▸ Page text:
::::
Remark 1. (i) Substituting the value of $\alpha =0$ and $\alpha =1$ in (3) we obtain the following subclasses which were studied in [7,8,9], respectively, that are

$${\mathcal{S}}_{sin}^{*}:={\mathcal{M}}_0\left(sin\right),{\mathcal{S}}_{sin}^c:={\mathcal{M}}_1\left(sin\right).$$

(ii) Taking $\alpha =0$ in Equation (4) we obtain the subclass ${\mathcal{S}}_{cos}^{*}:={\mathcal{M}}_0\left(cos\right)$ defined in [10], and by taking $\alpha =1$ in Equation (4) we obtain the subclass ${\mathcal{S}}_{cos}^c:={\mathcal{M}}_1\left(cos\right)$.

(iii) Since the functions Φ and Ψ defined above have real positive parts in $\mathbb{D}$, and moreover (see the Figure 1A,B made with MAPLE™ computer software)

$$Re\Phi \left(z\right)>\frac{1}{10},Re\Psi \left(z\right)>\frac{1}{2},z\in \mathbb{D},$$

it follows that the classes ${\mathcal{M}}_{\alpha }(sin)$ and ${\mathcal{M}}_{\alpha }(cos)$ are subsets of the class ${\mathcal{M}}_{\alpha }$, that is ${\mathcal{M}}_{\alpha }(sin),{\mathcal{M}}_{\alpha }(cos)\subset {\mathcal{M}}_{\alpha }\subset {\mathcal{S}}^{*}\subset \mathcal{S}$, $\alpha \ge 0$.

The following lemmas are necessary to understand the proofs of our main results.

Lemma 1.

If $p\in \mathcal{P}$ has the form (2), then

$$\begin{array}{ccc}& & |t_n|\le 2,\mathrm{for}n\ge 1,\hfill \end{array}$$

(5)

$$\begin{array}{ccc}& & |t_{i+j}-\mu t_i{t}_j|\le 2max\{1;|1-2\mu |\},\mathrm{for}\mu \in \mathbb{C},,\hfill \end{array}$$

(6)

and for any complex number ζ we have

$$|t_2-\zeta t_1^2|\le 2max\left\{1;|2\zeta -1|\right\}.$$

(7)

The inequality (5) is the well-known Carathéodory’s result (see [11,12]), while (6) may be found in [1], and the inequality (7) is from [13] (see also [14], Lemma 2).

Lemma 2

([7](Lemma 2.2)). If $p\in \mathcal{P}$ has the form (2), then

$$|\alpha t_1^3-\beta t_1{t}_2+\gamma t_3|\le 2|\alpha |+2|\beta -2\alpha |+2|\alpha -\beta +\gamma |.$$

(8)
::::
▸ Record extracts:

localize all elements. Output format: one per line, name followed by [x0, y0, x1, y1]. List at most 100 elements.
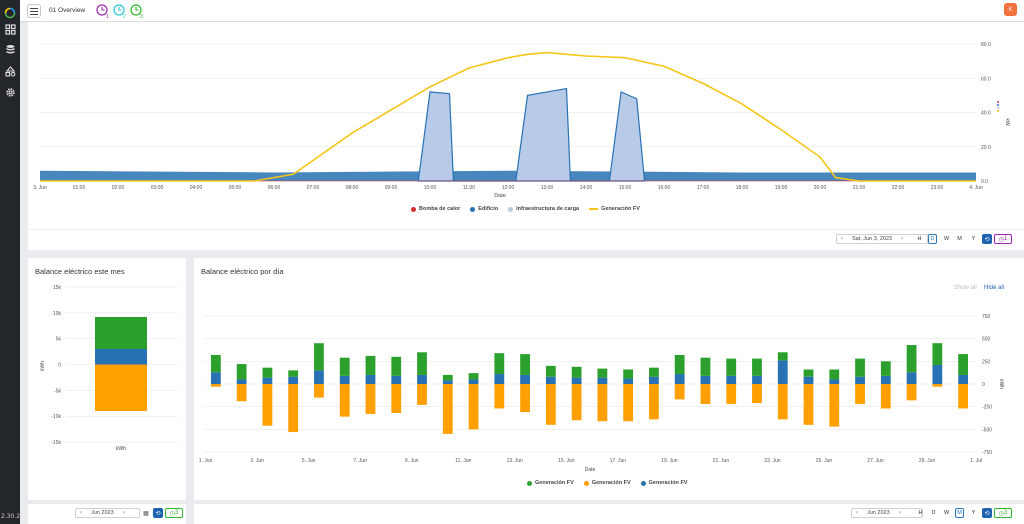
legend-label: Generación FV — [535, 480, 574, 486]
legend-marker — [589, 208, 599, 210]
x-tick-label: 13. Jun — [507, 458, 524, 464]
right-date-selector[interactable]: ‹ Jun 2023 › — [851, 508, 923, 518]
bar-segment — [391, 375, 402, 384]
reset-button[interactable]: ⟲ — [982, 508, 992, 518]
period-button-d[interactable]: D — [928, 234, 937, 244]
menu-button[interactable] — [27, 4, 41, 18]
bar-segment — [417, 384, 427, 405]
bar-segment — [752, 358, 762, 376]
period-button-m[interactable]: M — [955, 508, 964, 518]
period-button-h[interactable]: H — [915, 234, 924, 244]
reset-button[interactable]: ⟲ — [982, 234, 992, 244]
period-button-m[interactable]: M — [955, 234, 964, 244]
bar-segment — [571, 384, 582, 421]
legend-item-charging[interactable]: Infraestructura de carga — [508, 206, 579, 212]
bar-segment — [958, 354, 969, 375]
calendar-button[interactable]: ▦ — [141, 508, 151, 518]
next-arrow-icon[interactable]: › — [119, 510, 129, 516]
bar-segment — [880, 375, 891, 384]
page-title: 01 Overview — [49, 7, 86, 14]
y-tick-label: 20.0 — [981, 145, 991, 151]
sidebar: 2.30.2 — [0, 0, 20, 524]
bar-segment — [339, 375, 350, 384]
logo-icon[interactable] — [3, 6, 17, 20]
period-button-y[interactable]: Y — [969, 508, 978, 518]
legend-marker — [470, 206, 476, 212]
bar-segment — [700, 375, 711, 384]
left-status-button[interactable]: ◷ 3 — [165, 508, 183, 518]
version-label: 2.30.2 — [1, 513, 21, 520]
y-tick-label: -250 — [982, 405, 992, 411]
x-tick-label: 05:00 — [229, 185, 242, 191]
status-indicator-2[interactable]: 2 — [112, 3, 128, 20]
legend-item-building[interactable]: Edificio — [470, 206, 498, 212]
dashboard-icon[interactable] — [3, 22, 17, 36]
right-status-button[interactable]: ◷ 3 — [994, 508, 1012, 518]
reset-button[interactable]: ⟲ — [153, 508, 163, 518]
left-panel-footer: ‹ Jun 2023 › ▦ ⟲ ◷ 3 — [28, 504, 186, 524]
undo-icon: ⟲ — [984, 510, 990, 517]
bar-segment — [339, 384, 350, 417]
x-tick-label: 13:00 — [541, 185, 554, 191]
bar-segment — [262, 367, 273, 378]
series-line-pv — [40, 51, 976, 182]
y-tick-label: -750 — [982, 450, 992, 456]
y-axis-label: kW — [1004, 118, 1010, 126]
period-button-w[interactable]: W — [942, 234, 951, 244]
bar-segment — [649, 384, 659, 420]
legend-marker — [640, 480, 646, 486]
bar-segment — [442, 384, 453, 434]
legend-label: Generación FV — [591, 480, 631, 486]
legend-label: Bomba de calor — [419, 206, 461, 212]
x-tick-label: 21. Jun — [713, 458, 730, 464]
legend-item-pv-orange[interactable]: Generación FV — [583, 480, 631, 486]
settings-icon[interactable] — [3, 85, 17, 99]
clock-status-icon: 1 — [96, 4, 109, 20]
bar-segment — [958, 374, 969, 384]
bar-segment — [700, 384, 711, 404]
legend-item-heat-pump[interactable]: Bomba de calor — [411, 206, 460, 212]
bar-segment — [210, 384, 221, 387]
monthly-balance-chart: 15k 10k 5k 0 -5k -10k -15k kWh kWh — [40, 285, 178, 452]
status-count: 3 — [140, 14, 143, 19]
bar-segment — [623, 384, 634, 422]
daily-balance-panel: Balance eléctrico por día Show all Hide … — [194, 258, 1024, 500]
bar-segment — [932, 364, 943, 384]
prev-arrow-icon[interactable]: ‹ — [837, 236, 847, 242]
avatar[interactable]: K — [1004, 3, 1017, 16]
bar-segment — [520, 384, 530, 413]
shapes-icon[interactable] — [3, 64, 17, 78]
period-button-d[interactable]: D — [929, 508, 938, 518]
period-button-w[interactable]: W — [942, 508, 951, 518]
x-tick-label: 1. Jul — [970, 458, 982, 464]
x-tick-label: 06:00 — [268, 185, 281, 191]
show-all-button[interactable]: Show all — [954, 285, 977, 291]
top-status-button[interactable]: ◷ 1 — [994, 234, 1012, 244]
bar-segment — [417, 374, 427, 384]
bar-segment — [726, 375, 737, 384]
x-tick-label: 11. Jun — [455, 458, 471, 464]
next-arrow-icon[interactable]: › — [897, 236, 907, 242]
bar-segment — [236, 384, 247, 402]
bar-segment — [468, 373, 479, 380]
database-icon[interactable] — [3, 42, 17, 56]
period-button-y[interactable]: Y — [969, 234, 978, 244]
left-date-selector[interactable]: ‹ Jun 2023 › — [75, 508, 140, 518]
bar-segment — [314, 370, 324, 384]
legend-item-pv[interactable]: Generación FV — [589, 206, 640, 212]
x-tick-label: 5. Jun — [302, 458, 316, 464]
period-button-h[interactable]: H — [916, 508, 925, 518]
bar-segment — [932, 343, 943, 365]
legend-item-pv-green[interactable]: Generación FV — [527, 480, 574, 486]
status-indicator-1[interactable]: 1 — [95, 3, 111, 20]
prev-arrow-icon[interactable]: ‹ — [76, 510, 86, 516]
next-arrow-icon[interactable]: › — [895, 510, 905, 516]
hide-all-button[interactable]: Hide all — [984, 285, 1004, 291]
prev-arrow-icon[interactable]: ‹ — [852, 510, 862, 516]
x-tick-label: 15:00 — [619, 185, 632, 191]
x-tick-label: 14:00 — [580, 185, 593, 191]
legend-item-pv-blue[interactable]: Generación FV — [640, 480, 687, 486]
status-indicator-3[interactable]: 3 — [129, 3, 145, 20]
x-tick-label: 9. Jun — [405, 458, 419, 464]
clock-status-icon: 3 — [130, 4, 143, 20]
::::
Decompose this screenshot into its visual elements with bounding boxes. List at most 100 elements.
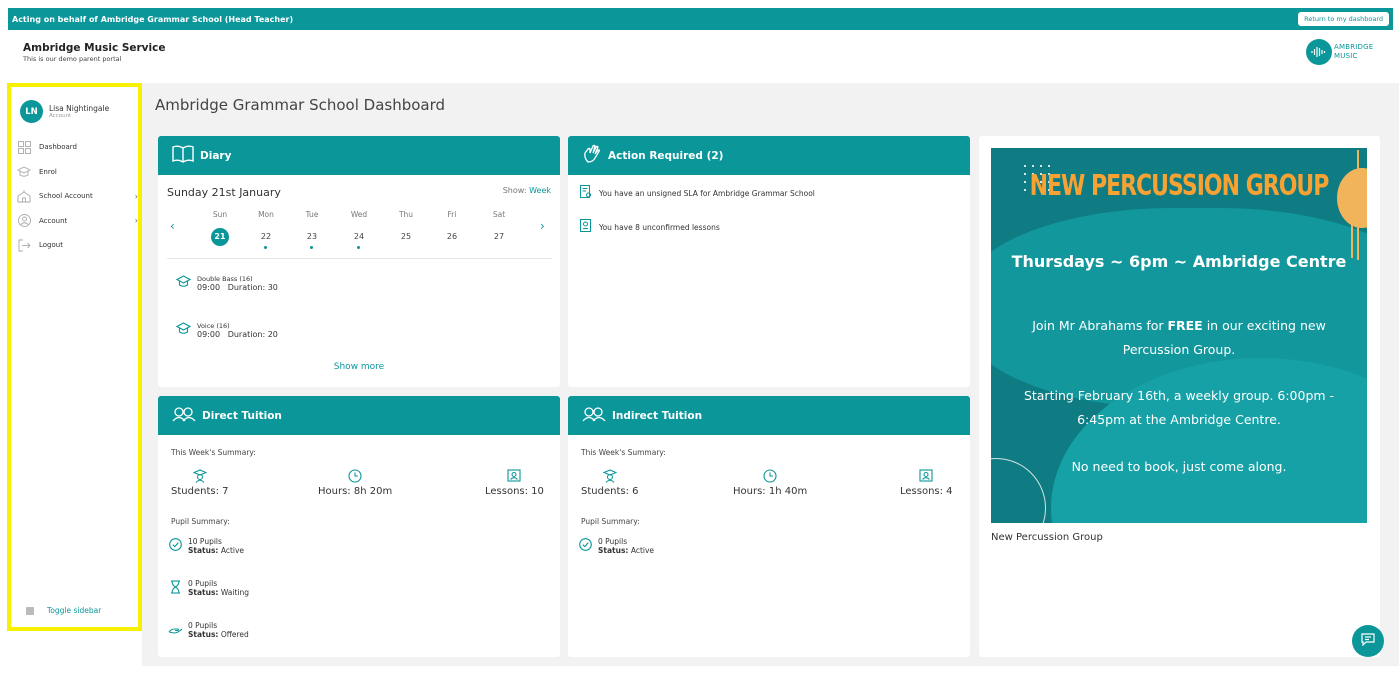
::::
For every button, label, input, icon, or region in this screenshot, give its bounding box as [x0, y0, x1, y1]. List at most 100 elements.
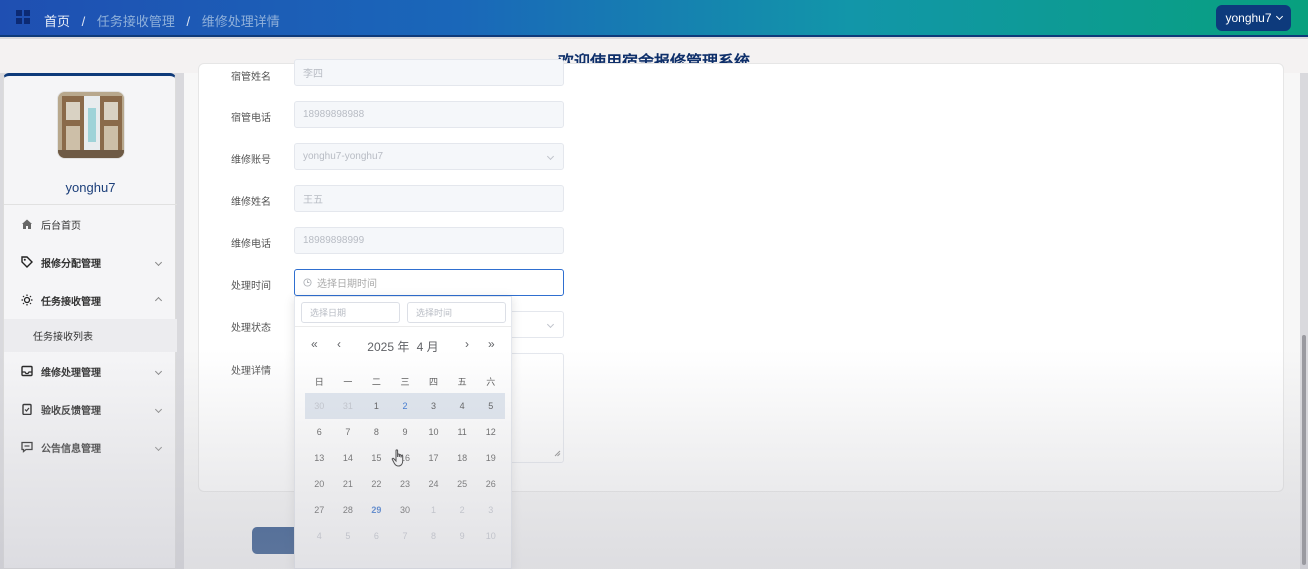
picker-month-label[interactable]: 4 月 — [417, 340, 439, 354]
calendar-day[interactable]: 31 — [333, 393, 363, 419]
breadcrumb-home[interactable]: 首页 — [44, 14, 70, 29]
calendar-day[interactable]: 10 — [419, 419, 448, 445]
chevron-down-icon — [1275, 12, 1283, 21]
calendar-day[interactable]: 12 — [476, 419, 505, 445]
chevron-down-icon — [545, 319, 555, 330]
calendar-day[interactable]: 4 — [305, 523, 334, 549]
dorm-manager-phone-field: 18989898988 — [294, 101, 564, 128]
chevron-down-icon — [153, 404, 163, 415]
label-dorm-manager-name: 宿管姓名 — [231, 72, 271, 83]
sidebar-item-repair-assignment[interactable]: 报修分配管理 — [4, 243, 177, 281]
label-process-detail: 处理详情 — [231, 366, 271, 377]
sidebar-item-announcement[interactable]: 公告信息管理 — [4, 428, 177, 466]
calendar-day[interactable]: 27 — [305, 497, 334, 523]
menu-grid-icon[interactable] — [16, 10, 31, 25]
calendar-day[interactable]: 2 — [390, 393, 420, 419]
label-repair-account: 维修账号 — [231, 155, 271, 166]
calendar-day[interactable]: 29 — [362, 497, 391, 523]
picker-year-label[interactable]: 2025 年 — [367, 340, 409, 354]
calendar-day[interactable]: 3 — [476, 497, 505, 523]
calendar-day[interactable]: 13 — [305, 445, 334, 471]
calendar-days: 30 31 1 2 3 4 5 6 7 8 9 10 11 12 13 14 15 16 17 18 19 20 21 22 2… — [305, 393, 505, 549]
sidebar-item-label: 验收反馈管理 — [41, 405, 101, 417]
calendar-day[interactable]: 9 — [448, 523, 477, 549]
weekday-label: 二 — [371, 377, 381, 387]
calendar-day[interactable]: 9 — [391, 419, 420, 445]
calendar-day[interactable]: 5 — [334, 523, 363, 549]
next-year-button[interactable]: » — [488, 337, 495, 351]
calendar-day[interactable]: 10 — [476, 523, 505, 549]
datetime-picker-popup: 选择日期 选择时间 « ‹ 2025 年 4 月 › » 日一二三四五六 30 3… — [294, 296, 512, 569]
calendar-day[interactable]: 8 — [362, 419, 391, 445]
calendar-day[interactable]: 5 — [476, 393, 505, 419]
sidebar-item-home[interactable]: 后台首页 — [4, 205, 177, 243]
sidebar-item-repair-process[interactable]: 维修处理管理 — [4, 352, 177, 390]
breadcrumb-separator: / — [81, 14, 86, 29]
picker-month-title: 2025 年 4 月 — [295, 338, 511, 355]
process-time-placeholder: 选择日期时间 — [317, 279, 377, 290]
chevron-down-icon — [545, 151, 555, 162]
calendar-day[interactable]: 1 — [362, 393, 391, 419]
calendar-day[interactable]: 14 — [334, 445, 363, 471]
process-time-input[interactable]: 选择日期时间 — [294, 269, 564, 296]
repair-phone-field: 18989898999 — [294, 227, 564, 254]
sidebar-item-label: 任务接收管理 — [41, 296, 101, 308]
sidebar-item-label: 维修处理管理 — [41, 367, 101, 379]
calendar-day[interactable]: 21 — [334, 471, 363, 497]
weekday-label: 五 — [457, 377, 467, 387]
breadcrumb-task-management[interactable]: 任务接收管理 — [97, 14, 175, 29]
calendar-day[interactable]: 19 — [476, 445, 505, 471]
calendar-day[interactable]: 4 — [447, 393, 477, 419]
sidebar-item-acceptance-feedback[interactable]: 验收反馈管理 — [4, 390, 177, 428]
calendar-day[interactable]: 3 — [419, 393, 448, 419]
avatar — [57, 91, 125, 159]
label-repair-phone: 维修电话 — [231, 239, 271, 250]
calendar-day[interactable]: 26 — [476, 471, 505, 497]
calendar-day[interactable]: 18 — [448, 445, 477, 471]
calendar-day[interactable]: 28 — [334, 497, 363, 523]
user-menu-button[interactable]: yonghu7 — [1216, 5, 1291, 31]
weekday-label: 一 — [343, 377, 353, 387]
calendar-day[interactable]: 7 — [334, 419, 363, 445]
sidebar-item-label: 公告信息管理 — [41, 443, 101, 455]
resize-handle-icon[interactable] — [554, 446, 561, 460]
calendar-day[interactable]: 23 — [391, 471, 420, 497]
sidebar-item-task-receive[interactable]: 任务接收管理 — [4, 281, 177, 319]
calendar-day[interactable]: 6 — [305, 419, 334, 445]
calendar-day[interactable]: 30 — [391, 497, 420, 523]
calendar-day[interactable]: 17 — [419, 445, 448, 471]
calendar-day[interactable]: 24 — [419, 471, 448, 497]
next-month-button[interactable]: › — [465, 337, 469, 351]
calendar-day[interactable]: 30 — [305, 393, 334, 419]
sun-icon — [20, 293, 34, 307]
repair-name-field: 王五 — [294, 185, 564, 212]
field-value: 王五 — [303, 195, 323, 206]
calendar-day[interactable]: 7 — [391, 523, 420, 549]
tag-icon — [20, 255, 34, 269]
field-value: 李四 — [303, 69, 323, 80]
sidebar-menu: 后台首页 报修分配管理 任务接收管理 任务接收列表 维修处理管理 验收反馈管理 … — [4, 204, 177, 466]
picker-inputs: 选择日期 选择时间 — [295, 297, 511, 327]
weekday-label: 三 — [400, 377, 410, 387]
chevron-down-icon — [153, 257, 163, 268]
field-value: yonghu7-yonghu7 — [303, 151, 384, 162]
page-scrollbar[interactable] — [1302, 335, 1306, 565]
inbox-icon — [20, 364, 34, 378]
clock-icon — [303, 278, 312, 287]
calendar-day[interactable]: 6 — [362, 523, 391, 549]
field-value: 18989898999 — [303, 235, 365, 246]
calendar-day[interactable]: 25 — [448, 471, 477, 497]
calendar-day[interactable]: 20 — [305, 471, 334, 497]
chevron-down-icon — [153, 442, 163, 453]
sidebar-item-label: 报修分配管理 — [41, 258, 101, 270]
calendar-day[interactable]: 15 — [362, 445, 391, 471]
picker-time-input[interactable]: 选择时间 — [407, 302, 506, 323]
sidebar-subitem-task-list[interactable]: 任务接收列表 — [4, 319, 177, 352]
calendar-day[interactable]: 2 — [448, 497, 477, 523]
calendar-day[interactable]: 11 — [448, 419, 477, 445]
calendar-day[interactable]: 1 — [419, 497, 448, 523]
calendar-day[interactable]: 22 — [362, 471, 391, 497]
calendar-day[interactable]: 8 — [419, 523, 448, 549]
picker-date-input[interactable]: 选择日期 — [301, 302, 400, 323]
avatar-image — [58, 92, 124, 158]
::::
▸ Written tasks:
- A) Copy the passage of the function subclasses excerpt starting at "(iii) Since the" and ending at "our main results.".
- B) In the function subclasses excerpt, whose well-known result is inequality (5)?

▸ The answers:
- A)
(iii) Since the functions Φ and Ψ defined above have real positive parts in $\mathbb{D}$, and moreover (see the Figure 1A,B made with MAPLE™ computer software)

$$Re\Phi \left(z\right)>\frac{1}{10},Re\Psi \left(z\right)>\frac{1}{2},z\in \mathbb{D},$$

it follows that the classes ${\mathcal{M}}_{\alpha }(sin)$ and ${\mathcal{M}}_{\alpha }(cos)$ are subsets of the class ${\mathcal{M}}_{\alpha }$, that is ${\mathcal{M}}_{\alpha }(sin),{\mathcal{M}}_{\alpha }(cos)\subset {\mathcal{M}}_{\alpha }\subset {\mathcal{S}}^{*}\subset \mathcal{S}$, $\alpha \ge 0$.

The following lemmas are necessary to understand the proofs of our main results.

- B) Carathéodory's